* Exercise aim: Transcribe each line exactly.

* Excerpted records:
━━━━━━━━━━━━━━━━━━━━
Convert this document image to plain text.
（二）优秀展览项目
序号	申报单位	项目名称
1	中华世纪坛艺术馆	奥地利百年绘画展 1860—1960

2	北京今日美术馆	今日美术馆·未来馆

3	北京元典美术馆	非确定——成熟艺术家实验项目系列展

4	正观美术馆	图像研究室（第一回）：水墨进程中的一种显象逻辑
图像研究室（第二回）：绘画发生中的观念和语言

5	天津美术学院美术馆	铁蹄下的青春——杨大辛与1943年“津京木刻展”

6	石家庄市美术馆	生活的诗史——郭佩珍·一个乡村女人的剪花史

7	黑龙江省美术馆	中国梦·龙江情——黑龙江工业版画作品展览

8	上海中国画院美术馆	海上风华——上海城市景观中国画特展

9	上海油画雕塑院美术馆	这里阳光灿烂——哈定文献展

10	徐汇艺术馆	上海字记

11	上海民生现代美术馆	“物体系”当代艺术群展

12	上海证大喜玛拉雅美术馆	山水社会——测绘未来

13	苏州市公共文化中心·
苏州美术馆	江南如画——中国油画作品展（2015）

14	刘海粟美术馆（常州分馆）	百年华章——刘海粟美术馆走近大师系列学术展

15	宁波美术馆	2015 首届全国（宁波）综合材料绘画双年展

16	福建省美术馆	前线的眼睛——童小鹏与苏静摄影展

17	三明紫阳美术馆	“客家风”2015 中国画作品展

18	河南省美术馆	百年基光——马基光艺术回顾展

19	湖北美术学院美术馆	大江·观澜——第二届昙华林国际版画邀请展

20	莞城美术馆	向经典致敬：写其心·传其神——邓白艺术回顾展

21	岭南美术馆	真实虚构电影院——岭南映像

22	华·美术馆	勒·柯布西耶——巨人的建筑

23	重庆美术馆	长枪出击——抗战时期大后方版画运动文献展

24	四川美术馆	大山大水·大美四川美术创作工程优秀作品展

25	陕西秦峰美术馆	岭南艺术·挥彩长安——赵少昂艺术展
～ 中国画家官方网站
━━━━━━━━━━━━━━━━━━━━
* Exercise output:
Convert this document image to plain text.
（二）优秀展览项目
序号	申报单位	项目名称
1	中华世纪坛艺术馆	奥地利百年绘画展 1860—1960

2	北京今日美术馆	今日美术馆·未来馆

3	北京元典美术馆	非确定——成熟艺术家实验项目系列展

4	正观美术馆	图像研究室（第一回）：水墨进程中的一种显象逻辑
图像研究室（第二回）：绘画发生中的观念和语言

5	天津美术学院美术馆	铁蹄下的青春——杨大辛与1943年“津京木刻展”

6	石家庄市美术馆	生活的诗史——郭佩珍·一个乡村女人的剪花史

7	黑龙江省美术馆	中国梦·龙江情——黑龙江工业版画作品展览

8	上海中国画院美术馆	海上风华——上海城市景观中国画特展

9	上海油画雕塑院美术馆	这里阳光灿烂——哈定文献展

10	徐汇艺术馆	上海字记

11	上海民生现代美术馆	“物体系”当代艺术群展

12	上海证大喜玛拉雅美术馆	山水社会——测绘未来

13	苏州市公共文化中心·
苏州美术馆	江南如画——中国油画作品展（2015）

14	刘海粟美术馆（常州分馆）	百年华章——刘海粟美术馆走近大师系列学术展

15	宁波美术馆	2015 首届全国（宁波）综合材料绘画双年展

16	福建省美术馆	前线的眼睛——童小鹏与苏静摄影展

17	三明紫阳美术馆	“客家风”2015 中国画作品展

18	河南省美术馆	百年基光——马基光艺术回顾展

19	湖北美术学院美术馆	大江·观澜——第二届昙华林国际版画邀请展

20	莞城美术馆	向经典致敬：写其心·传其神——邓白艺术回顾展

21	岭南美术馆	真实虚构电影院——岭南映像

22	华·美术馆	勒·柯布西耶——巨人的建筑

23	重庆美术馆	长枪出击——抗战时期大后方版画运动文献展

24	四川美术馆	大山大水·大美四川美术创作工程优秀作品展

25	陕西秦峰美术馆	岭南艺术·挥彩长安——赵少昂艺术展
～ 中国画家官方网站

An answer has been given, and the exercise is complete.